The task:
Isolate every line in the records below with "text" in it.

— start Task inputs —

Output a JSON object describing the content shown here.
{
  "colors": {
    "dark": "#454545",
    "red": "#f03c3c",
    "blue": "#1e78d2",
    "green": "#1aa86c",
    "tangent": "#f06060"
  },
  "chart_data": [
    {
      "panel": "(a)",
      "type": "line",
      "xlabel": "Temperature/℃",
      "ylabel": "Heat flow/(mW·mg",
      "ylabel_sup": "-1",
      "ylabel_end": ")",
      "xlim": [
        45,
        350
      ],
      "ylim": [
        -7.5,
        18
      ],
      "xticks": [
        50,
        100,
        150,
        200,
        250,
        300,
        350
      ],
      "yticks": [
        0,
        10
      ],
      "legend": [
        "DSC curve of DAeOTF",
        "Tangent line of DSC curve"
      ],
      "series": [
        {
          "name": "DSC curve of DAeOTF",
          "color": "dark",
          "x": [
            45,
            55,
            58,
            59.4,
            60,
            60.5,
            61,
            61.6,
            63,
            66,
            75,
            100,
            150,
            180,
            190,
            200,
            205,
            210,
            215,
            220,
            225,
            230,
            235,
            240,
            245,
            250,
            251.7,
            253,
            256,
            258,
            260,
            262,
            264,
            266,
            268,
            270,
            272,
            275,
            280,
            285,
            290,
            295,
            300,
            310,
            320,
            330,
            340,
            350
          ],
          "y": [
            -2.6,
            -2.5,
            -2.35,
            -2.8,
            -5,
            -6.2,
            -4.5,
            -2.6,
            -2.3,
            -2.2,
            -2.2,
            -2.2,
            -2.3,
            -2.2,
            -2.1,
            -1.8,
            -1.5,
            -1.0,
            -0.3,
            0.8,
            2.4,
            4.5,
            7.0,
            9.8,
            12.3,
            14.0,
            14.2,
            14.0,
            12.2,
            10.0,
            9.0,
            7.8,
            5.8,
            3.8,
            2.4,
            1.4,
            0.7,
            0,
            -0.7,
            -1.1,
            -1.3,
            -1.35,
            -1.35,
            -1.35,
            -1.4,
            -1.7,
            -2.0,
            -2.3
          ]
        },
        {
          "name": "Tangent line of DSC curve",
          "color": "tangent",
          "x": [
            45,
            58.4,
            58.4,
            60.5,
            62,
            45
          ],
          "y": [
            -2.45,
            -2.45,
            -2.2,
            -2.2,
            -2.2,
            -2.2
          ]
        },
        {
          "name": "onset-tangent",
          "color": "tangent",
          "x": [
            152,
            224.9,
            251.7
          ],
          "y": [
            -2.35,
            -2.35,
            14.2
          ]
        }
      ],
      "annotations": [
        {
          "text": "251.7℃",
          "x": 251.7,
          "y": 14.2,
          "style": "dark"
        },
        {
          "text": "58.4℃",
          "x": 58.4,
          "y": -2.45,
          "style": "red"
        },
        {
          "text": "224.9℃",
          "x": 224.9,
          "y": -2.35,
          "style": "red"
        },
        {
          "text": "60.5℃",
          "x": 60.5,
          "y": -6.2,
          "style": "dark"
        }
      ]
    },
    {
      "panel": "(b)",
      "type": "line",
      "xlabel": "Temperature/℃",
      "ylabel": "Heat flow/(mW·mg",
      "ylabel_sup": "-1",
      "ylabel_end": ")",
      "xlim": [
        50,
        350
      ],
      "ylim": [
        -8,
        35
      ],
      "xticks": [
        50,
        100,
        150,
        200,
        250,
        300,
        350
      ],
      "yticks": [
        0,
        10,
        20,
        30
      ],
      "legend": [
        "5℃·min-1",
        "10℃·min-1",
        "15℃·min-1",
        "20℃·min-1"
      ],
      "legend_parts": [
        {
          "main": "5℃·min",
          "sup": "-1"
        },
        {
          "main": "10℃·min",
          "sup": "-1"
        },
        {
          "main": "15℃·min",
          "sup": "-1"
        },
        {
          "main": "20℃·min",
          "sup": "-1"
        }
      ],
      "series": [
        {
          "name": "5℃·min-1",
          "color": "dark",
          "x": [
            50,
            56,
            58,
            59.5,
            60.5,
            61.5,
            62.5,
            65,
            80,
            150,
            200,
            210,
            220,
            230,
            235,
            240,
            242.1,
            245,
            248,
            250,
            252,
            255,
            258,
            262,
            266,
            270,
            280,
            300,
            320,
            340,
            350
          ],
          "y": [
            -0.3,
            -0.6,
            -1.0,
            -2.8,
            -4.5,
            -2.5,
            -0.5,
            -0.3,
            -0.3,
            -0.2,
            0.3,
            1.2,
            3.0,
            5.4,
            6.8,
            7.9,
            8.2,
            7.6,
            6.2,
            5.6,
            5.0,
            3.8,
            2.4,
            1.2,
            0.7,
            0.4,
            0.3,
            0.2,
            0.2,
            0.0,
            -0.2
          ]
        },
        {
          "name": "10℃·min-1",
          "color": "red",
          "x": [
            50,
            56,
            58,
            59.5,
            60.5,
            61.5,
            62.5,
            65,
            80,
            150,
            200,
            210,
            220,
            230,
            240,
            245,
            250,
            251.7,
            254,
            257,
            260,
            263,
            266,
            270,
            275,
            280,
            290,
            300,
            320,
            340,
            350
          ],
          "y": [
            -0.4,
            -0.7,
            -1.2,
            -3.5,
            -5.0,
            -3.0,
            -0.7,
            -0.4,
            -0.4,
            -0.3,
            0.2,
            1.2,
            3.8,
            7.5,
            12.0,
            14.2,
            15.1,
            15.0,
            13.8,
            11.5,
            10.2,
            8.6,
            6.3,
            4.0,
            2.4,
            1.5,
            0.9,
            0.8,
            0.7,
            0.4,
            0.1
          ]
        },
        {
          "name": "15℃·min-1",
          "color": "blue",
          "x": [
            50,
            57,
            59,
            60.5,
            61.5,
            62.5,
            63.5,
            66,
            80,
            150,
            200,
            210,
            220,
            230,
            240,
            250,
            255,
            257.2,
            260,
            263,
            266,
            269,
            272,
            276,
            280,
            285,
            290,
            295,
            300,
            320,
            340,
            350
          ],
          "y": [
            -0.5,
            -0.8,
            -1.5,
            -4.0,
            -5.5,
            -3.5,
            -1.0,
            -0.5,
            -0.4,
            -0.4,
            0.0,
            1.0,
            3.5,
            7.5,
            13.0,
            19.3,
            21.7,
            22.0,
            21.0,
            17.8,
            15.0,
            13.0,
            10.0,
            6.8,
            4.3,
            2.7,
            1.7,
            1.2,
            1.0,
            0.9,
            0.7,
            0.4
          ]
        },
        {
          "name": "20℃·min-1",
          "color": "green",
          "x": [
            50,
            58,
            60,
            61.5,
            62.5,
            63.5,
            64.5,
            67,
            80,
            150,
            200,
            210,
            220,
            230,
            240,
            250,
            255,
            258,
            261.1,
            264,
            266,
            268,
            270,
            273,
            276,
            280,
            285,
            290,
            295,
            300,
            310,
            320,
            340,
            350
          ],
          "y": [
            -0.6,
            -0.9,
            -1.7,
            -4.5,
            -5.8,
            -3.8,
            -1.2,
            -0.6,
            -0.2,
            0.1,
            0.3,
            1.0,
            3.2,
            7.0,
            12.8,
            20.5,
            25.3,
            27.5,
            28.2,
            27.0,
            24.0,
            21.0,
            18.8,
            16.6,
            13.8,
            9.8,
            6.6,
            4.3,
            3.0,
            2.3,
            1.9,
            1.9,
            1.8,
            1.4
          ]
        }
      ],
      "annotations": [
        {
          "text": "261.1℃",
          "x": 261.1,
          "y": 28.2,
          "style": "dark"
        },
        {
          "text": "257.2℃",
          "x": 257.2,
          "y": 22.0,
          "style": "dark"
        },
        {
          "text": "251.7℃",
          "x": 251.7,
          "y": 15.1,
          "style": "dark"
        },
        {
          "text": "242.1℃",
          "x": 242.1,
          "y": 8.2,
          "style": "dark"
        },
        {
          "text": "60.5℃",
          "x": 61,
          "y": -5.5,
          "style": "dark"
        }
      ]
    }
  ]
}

— end Task inputs —

Task result:
          "text": "251.7℃",
          "text": "58.4℃",
          "text": "224.9℃",
          "text": "60.5℃",
          "text": "261.1℃",
          "text": "257.2℃",
          "text": "251.7℃",
          "text": "242.1℃",
          "text": "60.5℃",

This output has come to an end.